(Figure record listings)
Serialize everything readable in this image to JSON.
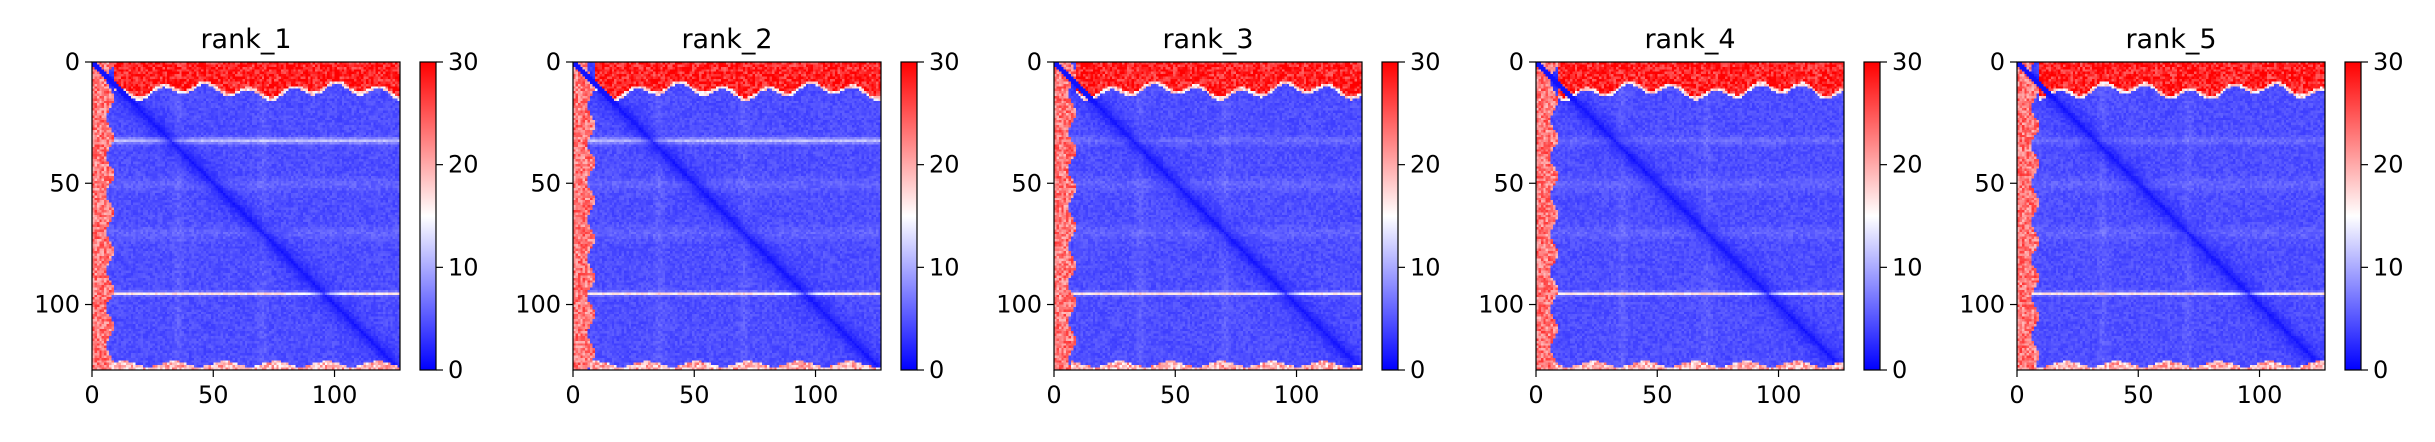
{
  "chart_data": [
    {
      "type": "heatmap",
      "title": "rank_1",
      "x_range": [
        0,
        127
      ],
      "y_range": [
        0,
        127
      ],
      "y_inverted": true,
      "x_ticks": [
        0,
        50,
        100
      ],
      "y_ticks": [
        0,
        50,
        100
      ],
      "colorbar": {
        "range": [
          0,
          30
        ],
        "ticks": [
          0,
          10,
          20,
          30
        ],
        "colormap": "bwr"
      },
      "strong_band": true
    },
    {
      "type": "heatmap",
      "title": "rank_2",
      "x_range": [
        0,
        127
      ],
      "y_range": [
        0,
        127
      ],
      "y_inverted": true,
      "x_ticks": [
        0,
        50,
        100
      ],
      "y_ticks": [
        0,
        50,
        100
      ],
      "colorbar": {
        "range": [
          0,
          30
        ],
        "ticks": [
          0,
          10,
          20,
          30
        ],
        "colormap": "bwr"
      },
      "strong_band": true
    },
    {
      "type": "heatmap",
      "title": "rank_3",
      "x_range": [
        0,
        127
      ],
      "y_range": [
        0,
        127
      ],
      "y_inverted": true,
      "x_ticks": [
        0,
        50,
        100
      ],
      "y_ticks": [
        0,
        50,
        100
      ],
      "colorbar": {
        "range": [
          0,
          30
        ],
        "ticks": [
          0,
          10,
          20,
          30
        ],
        "colormap": "bwr"
      },
      "strong_band": false
    },
    {
      "type": "heatmap",
      "title": "rank_4",
      "x_range": [
        0,
        127
      ],
      "y_range": [
        0,
        127
      ],
      "y_inverted": true,
      "x_ticks": [
        0,
        50,
        100
      ],
      "y_ticks": [
        0,
        50,
        100
      ],
      "colorbar": {
        "range": [
          0,
          30
        ],
        "ticks": [
          0,
          10,
          20,
          30
        ],
        "colormap": "bwr"
      },
      "strong_band": false
    },
    {
      "type": "heatmap",
      "title": "rank_5",
      "x_range": [
        0,
        127
      ],
      "y_range": [
        0,
        127
      ],
      "y_inverted": true,
      "x_ticks": [
        0,
        50,
        100
      ],
      "y_ticks": [
        0,
        50,
        100
      ],
      "colorbar": {
        "range": [
          0,
          30
        ],
        "ticks": [
          0,
          10,
          20,
          30
        ],
        "colormap": "bwr"
      },
      "strong_band": false
    }
  ]
}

▸ SET TASK
List all lines above in which the string "title" appears.

▸ WRITTEN RESPONSE
      "title": "rank_1",
      "title": "rank_2",
      "title": "rank_3",
      "title": "rank_4",
      "title": "rank_5",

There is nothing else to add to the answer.